Work through the data below and give the number of lines holding "being", nothing more.

PROVIDED RECORDS
++++++++++++++++++++

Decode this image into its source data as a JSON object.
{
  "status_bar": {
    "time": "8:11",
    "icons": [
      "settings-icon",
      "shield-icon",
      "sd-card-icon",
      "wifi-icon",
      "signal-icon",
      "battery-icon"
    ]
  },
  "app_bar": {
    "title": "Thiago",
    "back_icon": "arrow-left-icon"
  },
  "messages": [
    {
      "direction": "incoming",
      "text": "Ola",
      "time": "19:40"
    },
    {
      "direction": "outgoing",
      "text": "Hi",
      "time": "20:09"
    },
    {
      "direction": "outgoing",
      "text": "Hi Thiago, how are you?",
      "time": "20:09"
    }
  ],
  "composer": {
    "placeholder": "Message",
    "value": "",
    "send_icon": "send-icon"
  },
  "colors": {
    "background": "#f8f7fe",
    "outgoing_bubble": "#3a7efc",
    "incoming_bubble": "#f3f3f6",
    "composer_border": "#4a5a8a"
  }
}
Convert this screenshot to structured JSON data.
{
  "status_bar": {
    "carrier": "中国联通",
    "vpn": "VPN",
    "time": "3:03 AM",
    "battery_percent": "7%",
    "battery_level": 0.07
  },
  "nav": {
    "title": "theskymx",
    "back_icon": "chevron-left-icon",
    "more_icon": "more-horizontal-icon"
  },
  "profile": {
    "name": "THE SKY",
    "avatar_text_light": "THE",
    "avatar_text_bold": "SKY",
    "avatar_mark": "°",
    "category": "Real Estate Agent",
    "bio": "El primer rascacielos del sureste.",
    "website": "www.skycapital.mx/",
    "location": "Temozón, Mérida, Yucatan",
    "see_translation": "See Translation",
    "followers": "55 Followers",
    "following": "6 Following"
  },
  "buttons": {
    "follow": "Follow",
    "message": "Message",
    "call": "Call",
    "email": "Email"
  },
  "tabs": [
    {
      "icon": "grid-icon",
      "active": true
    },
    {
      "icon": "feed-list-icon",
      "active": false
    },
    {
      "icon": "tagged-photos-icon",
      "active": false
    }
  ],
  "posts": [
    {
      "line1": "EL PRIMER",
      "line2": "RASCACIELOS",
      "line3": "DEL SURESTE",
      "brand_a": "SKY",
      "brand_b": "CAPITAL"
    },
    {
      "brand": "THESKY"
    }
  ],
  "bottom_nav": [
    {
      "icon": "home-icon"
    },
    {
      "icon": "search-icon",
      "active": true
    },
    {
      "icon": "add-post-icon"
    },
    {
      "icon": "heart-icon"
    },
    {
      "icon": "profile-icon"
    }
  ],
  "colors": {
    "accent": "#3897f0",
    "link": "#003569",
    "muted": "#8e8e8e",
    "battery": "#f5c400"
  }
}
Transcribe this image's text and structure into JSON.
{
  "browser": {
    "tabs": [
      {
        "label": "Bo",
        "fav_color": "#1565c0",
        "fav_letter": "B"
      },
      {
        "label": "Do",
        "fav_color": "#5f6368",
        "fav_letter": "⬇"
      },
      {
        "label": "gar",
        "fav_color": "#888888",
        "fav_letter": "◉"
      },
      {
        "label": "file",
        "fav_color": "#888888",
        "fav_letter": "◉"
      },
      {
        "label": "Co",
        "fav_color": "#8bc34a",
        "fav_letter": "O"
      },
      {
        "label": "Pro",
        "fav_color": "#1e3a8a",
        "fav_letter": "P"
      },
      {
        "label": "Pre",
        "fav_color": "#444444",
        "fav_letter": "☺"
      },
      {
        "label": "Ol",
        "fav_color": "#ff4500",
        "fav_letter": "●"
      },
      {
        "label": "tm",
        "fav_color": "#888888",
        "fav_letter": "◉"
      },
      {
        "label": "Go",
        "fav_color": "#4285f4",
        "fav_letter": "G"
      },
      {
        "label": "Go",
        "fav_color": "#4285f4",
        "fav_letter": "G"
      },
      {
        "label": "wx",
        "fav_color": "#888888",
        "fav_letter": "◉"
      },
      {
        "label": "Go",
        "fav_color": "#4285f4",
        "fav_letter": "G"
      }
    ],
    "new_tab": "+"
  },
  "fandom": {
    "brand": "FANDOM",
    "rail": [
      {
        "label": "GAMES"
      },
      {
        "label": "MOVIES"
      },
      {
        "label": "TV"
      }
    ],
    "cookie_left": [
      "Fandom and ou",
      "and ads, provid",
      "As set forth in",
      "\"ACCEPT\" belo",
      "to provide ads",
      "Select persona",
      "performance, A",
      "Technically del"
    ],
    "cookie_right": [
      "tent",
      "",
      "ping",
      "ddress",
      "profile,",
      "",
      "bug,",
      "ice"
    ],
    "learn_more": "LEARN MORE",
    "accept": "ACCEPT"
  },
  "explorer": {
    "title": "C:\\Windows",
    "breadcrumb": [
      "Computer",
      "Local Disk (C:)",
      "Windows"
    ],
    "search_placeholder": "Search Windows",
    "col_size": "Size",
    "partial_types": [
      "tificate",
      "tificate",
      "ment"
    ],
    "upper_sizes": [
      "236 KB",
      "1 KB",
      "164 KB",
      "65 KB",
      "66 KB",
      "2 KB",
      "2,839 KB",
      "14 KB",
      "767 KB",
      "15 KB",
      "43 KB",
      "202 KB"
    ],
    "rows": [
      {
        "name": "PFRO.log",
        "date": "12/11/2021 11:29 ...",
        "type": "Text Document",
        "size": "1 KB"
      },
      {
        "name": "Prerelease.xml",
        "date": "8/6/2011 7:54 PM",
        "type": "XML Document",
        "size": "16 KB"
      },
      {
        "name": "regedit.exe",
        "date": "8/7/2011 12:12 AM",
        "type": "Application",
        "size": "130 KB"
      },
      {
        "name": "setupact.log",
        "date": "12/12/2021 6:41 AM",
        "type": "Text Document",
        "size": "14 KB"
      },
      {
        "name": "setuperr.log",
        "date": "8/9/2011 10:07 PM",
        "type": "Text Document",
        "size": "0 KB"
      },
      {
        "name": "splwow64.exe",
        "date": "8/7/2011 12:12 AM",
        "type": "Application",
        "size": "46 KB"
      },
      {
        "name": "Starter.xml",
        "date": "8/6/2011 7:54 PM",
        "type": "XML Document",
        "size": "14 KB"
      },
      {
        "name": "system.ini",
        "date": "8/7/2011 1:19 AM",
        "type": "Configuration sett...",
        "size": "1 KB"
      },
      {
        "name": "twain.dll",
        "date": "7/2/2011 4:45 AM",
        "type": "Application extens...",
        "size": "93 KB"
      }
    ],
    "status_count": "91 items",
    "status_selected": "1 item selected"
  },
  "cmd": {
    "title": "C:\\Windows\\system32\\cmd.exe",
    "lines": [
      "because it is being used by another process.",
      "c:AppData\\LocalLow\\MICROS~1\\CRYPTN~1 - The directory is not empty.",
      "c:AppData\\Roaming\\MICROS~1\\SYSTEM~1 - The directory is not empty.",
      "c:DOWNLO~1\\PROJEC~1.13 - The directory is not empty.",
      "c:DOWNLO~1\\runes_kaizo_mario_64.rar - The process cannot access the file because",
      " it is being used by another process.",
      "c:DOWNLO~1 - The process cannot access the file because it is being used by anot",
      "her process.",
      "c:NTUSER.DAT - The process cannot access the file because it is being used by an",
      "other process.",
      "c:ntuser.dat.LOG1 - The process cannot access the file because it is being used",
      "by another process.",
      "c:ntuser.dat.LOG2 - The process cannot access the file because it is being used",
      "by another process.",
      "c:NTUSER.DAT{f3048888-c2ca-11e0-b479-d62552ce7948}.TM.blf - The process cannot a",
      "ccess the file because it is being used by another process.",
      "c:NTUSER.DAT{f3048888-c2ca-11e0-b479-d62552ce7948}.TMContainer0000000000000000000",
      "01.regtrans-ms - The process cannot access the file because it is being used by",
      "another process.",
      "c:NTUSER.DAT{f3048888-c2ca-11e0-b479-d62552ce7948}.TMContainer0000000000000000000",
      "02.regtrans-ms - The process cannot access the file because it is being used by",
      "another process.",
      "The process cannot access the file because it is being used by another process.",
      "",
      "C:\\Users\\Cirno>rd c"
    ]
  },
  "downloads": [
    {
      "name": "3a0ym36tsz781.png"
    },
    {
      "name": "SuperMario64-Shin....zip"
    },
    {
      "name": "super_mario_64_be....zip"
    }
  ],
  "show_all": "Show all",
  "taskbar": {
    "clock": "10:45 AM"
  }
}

++++++++++++++++++++

FINAL RESULT
10